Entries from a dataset
==================================================

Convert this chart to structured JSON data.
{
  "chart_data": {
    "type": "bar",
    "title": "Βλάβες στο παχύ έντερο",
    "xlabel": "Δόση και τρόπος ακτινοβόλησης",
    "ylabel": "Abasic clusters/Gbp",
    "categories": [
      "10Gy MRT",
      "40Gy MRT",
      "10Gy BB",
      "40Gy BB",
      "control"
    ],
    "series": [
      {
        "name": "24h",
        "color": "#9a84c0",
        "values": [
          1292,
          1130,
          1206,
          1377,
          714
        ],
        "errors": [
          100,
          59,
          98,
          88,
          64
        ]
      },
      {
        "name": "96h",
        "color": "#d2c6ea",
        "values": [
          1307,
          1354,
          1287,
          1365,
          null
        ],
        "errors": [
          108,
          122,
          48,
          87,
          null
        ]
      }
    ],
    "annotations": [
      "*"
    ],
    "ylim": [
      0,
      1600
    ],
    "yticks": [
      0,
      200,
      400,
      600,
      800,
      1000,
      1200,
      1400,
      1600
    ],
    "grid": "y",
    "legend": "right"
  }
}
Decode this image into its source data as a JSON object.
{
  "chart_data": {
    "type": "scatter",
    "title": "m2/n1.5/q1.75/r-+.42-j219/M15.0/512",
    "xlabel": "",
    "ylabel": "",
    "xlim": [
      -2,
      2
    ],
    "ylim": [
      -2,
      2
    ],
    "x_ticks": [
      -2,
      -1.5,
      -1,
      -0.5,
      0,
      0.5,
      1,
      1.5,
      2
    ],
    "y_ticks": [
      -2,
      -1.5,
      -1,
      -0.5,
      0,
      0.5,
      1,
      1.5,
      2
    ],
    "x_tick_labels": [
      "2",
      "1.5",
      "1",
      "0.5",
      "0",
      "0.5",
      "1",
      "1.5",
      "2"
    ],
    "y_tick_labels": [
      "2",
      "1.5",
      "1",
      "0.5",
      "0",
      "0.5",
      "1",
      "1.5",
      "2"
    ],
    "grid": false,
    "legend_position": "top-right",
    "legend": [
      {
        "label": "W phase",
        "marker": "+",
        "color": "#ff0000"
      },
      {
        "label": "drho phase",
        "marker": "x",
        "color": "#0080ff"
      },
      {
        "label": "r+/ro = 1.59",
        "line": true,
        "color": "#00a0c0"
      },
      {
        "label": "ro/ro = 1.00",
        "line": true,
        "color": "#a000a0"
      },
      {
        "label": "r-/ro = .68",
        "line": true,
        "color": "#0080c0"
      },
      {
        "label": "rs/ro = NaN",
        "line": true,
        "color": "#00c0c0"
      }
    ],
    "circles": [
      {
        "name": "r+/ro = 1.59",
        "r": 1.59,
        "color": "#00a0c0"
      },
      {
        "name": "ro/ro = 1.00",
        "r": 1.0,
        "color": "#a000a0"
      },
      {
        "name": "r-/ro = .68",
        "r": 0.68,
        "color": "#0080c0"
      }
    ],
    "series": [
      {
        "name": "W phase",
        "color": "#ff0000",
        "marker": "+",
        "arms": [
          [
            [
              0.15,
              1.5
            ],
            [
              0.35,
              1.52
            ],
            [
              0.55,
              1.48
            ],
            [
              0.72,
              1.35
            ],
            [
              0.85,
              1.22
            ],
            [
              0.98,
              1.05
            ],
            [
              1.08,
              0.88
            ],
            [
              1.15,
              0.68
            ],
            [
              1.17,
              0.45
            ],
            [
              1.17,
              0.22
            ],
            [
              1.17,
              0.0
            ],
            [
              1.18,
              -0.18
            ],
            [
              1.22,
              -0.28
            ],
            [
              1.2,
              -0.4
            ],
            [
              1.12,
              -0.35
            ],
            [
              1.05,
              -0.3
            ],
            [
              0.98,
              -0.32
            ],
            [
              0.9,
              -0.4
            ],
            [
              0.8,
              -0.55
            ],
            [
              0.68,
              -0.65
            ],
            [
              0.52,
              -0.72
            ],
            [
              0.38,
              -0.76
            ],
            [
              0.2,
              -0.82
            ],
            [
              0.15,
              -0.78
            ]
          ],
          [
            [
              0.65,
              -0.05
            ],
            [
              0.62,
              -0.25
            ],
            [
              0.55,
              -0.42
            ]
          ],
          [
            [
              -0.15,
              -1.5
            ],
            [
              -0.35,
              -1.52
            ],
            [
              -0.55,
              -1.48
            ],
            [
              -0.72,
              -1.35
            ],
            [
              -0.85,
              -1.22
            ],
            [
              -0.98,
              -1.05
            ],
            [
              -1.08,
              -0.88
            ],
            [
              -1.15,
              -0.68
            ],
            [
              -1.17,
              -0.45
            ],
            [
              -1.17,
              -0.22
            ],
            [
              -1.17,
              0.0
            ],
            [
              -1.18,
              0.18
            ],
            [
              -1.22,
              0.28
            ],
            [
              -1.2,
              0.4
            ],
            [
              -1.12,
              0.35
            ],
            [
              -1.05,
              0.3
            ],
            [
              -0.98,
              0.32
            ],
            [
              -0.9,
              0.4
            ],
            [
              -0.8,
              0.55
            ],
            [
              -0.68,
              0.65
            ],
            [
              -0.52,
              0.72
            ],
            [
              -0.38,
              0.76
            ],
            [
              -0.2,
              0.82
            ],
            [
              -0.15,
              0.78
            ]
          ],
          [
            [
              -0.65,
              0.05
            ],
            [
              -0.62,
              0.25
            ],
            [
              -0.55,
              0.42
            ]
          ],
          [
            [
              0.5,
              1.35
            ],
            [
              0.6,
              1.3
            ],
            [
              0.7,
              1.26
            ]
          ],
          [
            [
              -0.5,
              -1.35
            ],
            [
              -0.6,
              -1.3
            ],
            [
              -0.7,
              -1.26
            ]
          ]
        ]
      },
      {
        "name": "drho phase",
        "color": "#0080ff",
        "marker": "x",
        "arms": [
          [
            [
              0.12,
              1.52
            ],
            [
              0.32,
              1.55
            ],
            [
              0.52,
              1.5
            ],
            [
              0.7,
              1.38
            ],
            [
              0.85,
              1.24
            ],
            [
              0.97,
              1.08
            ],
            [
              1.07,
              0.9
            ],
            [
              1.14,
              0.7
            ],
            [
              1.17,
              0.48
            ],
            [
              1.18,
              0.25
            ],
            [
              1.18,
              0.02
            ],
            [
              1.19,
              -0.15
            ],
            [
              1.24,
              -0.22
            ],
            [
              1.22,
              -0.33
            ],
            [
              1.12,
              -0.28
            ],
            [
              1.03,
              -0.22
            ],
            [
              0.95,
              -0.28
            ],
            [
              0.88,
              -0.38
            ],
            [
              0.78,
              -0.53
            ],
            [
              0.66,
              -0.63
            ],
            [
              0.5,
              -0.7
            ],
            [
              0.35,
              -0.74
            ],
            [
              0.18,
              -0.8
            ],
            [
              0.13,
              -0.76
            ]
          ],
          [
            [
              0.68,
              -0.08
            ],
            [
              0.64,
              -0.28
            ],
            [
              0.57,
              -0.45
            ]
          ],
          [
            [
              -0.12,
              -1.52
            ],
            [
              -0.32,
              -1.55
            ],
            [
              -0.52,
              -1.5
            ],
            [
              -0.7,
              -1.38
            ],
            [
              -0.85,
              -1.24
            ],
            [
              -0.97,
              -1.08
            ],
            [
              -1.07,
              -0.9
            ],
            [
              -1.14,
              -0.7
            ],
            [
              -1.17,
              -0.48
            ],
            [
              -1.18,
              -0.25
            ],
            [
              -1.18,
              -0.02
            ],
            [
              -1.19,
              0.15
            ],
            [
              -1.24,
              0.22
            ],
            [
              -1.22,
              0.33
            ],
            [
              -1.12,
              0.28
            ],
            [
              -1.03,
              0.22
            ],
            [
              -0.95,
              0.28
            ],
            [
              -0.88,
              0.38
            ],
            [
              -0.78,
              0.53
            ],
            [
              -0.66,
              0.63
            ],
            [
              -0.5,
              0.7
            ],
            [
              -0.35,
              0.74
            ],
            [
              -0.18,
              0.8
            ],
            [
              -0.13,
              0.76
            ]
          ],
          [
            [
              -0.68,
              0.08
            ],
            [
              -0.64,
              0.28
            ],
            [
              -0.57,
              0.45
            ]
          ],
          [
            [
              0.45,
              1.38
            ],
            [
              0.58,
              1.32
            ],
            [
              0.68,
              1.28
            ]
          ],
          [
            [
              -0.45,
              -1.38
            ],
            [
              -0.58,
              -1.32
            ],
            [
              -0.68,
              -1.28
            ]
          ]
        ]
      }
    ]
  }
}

==================================================

What you are asked to do
Count the lines in the records above that contain the word "JSON", and give only that number.

Exercise response
2